* BEGIN *
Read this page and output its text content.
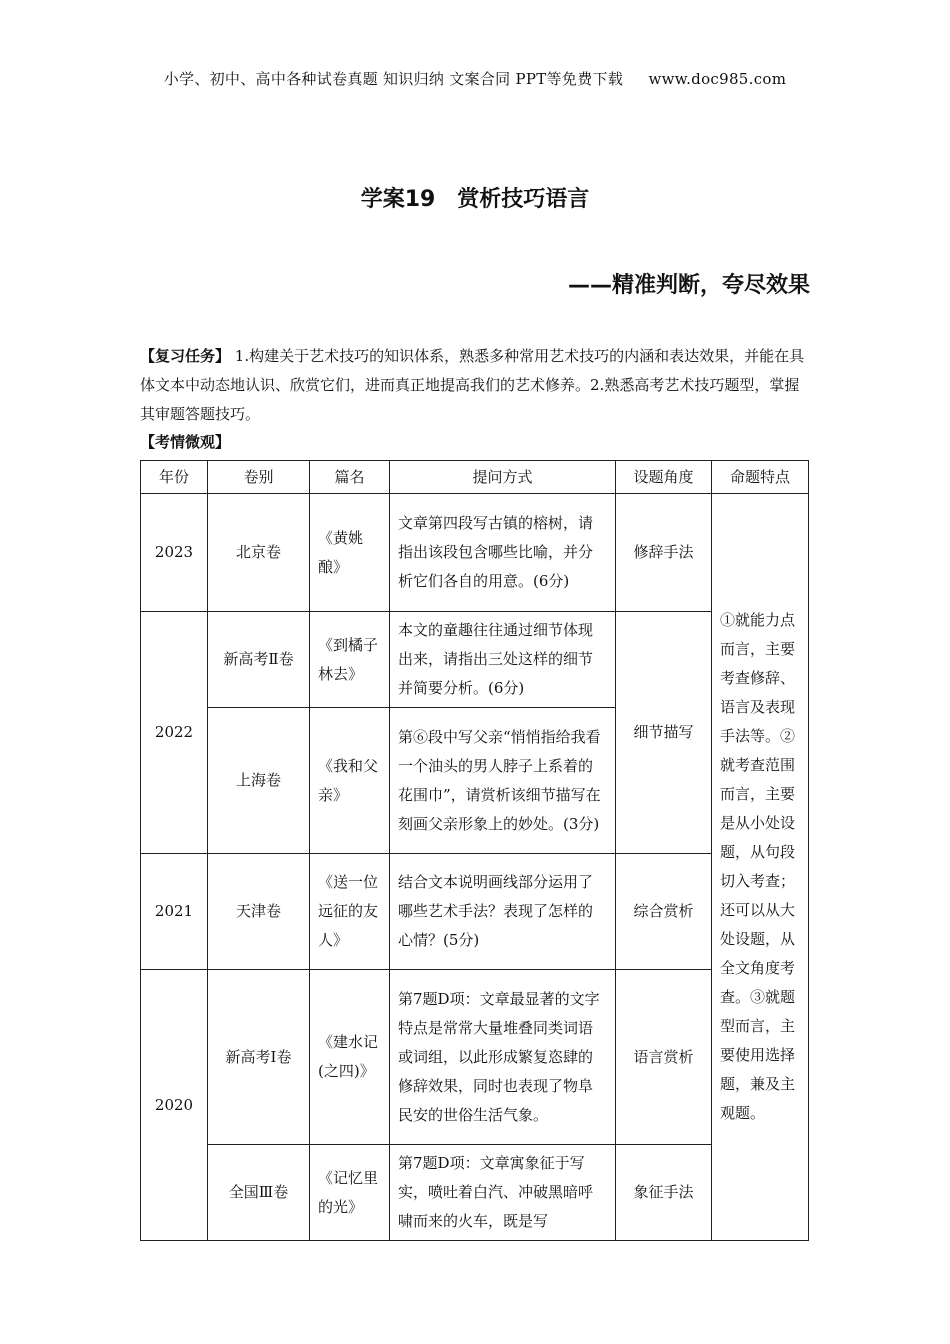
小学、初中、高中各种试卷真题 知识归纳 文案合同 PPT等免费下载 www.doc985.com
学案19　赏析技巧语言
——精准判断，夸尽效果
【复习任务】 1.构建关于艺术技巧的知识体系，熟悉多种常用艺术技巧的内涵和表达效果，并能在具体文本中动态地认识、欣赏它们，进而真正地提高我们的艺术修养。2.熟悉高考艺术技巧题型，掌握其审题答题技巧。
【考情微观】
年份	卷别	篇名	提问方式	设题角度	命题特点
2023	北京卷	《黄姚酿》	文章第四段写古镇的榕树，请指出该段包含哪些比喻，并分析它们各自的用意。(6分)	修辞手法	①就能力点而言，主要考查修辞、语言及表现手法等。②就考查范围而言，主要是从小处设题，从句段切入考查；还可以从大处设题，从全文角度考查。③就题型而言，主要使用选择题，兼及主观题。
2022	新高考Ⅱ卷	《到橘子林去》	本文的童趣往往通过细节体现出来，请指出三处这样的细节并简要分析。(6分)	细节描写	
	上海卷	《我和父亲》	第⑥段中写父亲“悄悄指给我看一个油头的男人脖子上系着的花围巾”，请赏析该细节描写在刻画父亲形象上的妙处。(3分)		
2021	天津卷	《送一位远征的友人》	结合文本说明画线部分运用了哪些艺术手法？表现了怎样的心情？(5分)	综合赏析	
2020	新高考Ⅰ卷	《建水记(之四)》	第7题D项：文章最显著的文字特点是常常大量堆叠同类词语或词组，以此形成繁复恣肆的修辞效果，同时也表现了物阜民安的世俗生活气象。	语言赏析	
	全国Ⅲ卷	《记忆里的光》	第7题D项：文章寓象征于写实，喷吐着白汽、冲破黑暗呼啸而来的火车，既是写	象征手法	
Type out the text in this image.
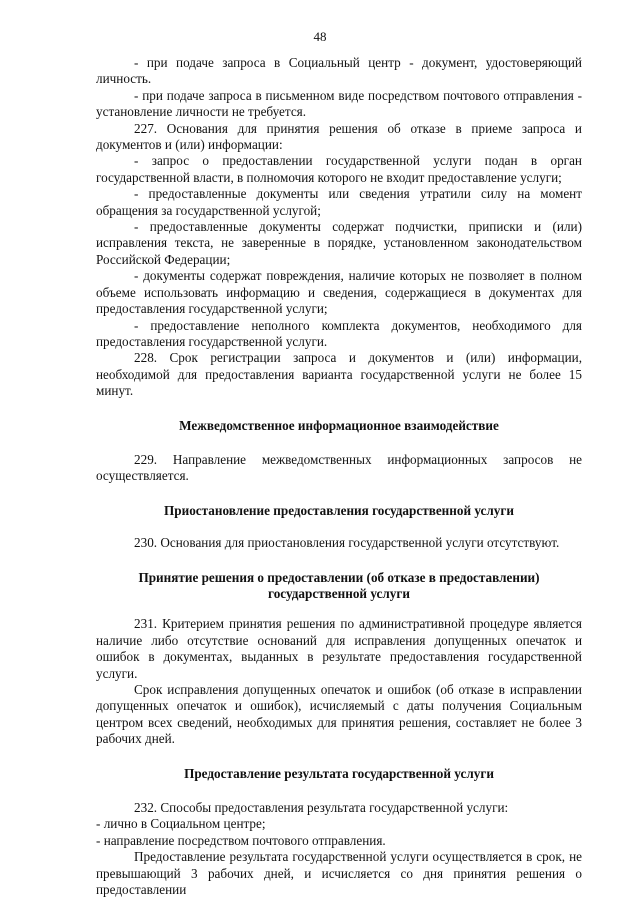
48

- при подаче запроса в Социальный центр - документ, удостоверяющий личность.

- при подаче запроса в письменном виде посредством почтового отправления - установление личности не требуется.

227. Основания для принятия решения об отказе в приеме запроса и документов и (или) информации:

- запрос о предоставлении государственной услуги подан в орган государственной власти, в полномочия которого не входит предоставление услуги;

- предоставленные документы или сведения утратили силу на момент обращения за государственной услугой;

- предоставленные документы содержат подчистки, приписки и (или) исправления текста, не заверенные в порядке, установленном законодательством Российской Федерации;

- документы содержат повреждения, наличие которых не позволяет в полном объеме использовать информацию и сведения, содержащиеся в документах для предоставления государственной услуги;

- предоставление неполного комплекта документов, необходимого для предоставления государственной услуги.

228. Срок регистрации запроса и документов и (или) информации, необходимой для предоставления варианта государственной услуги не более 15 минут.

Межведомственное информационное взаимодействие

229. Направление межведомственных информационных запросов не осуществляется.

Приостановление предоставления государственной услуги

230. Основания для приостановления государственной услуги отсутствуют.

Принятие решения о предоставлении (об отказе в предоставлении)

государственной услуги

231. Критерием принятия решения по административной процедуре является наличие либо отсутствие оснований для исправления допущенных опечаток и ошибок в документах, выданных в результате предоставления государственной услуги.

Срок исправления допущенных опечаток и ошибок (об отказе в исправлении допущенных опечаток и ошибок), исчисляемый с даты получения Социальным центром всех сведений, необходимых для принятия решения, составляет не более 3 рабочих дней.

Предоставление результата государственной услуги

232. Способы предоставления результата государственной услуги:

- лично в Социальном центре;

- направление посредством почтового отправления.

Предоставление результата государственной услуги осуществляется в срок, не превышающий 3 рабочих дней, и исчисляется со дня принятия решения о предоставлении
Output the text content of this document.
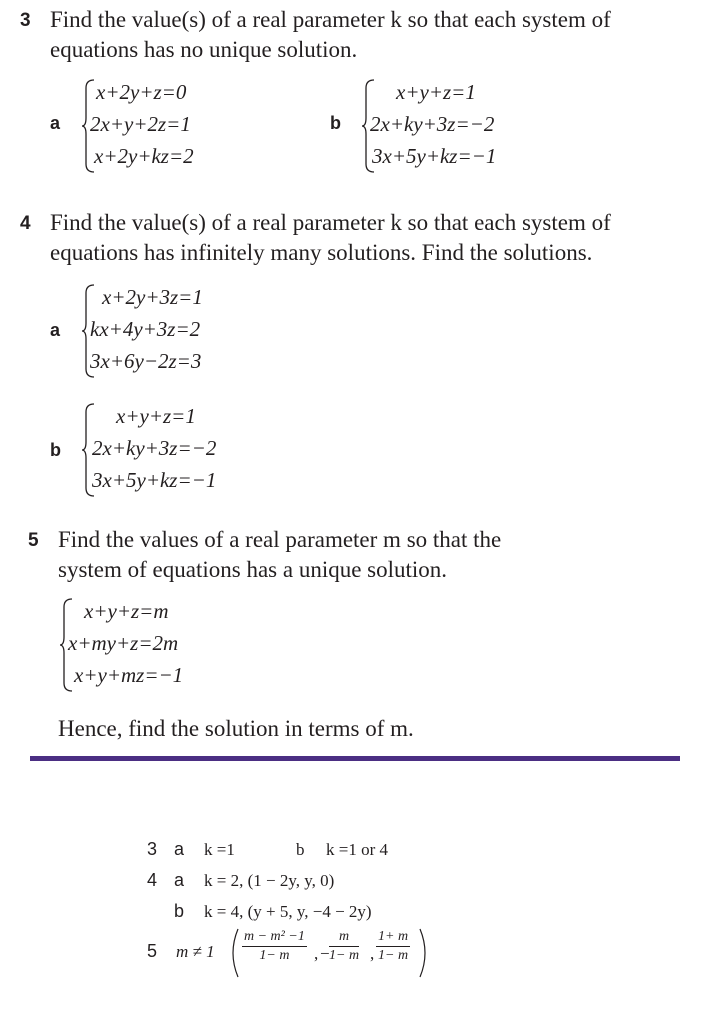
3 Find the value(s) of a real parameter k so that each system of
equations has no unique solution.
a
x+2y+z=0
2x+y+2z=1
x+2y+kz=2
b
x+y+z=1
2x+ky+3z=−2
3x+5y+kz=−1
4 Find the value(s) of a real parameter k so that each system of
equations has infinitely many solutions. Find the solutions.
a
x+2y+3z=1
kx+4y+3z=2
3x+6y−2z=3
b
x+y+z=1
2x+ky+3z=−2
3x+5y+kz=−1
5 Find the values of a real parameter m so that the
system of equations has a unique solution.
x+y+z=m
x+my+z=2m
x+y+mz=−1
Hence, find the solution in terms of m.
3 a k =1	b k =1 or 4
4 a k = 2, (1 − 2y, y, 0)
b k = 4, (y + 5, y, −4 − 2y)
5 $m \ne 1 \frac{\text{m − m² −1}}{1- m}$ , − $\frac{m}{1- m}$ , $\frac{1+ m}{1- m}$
* END *
* Work to be completed
Give an exact reproduction of every line, leaving out any picture.

* Exercise result
Read this page and output its text content.
小学、初中、高中各种试卷真题 知识归纳 文案合同 PPT等免费下载 www.doc985.com
学案19　赏析技巧语言
——精准判断，夸尽效果
【复习任务】 1.构建关于艺术技巧的知识体系，熟悉多种常用艺术技巧的内涵和表达效果，并能在具体文本中动态地认识、欣赏它们，进而真正地提高我们的艺术修养。2.熟悉高考艺术技巧题型，掌握其审题答题技巧。
【考情微观】
年份	卷别	篇名	提问方式	设题角度	命题特点
2023	北京卷	《黄姚酿》	文章第四段写古镇的榕树，请指出该段包含哪些比喻，并分析它们各自的用意。(6分)	修辞手法	①就能力点而言，主要考查修辞、语言及表现手法等。②就考查范围而言，主要是从小处设题，从句段切入考查；还可以从大处设题，从全文角度考查。③就题型而言，主要使用选择题，兼及主观题。
2022	新高考Ⅱ卷	《到橘子林去》	本文的童趣往往通过细节体现出来，请指出三处这样的细节并简要分析。(6分)	细节描写	
	上海卷	《我和父亲》	第⑥段中写父亲“悄悄指给我看一个油头的男人脖子上系着的花围巾”，请赏析该细节描写在刻画父亲形象上的妙处。(3分)		
2021	天津卷	《送一位远征的友人》	结合文本说明画线部分运用了哪些艺术手法？表现了怎样的心情？(5分)	综合赏析	
2020	新高考Ⅰ卷	《建水记(之四)》	第7题D项：文章最显著的文字特点是常常大量堆叠同类词语或词组，以此形成繁复恣肆的修辞效果，同时也表现了物阜民安的世俗生活气象。	语言赏析	
	全国Ⅲ卷	《记忆里的光》	第7题D项：文章寓象征于写实，喷吐着白汽、冲破黑暗呼啸而来的火车，既是写	象征手法	
Type out the text in this image.
48

- при подаче запроса в Социальный центр - документ, удостоверяющий личность.

- при подаче запроса в письменном виде посредством почтового отправления - установление личности не требуется.

227. Основания для принятия решения об отказе в приеме запроса и документов и (или) информации:

- запрос о предоставлении государственной услуги подан в орган государственной власти, в полномочия которого не входит предоставление услуги;

- предоставленные документы или сведения утратили силу на момент обращения за государственной услугой;

- предоставленные документы содержат подчистки, приписки и (или) исправления текста, не заверенные в порядке, установленном законодательством Российской Федерации;

- документы содержат повреждения, наличие которых не позволяет в полном объеме использовать информацию и сведения, содержащиеся в документах для предоставления государственной услуги;

- предоставление неполного комплекта документов, необходимого для предоставления государственной услуги.

228. Срок регистрации запроса и документов и (или) информации, необходимой для предоставления варианта государственной услуги не более 15 минут.

Межведомственное информационное взаимодействие

229. Направление межведомственных информационных запросов не осуществляется.

Приостановление предоставления государственной услуги

230. Основания для приостановления государственной услуги отсутствуют.

Принятие решения о предоставлении (об отказе в предоставлении)

государственной услуги

231. Критерием принятия решения по административной процедуре является наличие либо отсутствие оснований для исправления допущенных опечаток и ошибок в документах, выданных в результате предоставления государственной услуги.

Срок исправления допущенных опечаток и ошибок (об отказе в исправлении допущенных опечаток и ошибок), исчисляемый с даты получения Социальным центром всех сведений, необходимых для принятия решения, составляет не более 3 рабочих дней.

Предоставление результата государственной услуги

232. Способы предоставления результата государственной услуги:

- лично в Социальном центре;

- направление посредством почтового отправления.

Предоставление результата государственной услуги осуществляется в срок, не превышающий 3 рабочих дней, и исчисляется со дня принятия решения о предоставлении
Output the text content of this document.
3 Find the value(s) of a real parameter k so that each system of
equations has no unique solution.
a
x+2y+z=0
2x+y+2z=1
x+2y+kz=2
b
x+y+z=1
2x+ky+3z=−2
3x+5y+kz=−1
4 Find the value(s) of a real parameter k so that each system of
equations has infinitely many solutions. Find the solutions.
a
x+2y+3z=1
kx+4y+3z=2
3x+6y−2z=3
b
x+y+z=1
2x+ky+3z=−2
3x+5y+kz=−1
5 Find the values of a real parameter m so that the
system of equations has a unique solution.
x+y+z=m
x+my+z=2m
x+y+mz=−1
Hence, find the solution in terms of m.
3 a k =1	b k =1 or 4
4 a k = 2, (1 − 2y, y, 0)
b k = 4, (y + 5, y, −4 − 2y)
5 $m \ne 1 \frac{\text{m − m² −1}}{1- m}$ , − $\frac{m}{1- m}$ , $\frac{1+ m}{1- m}$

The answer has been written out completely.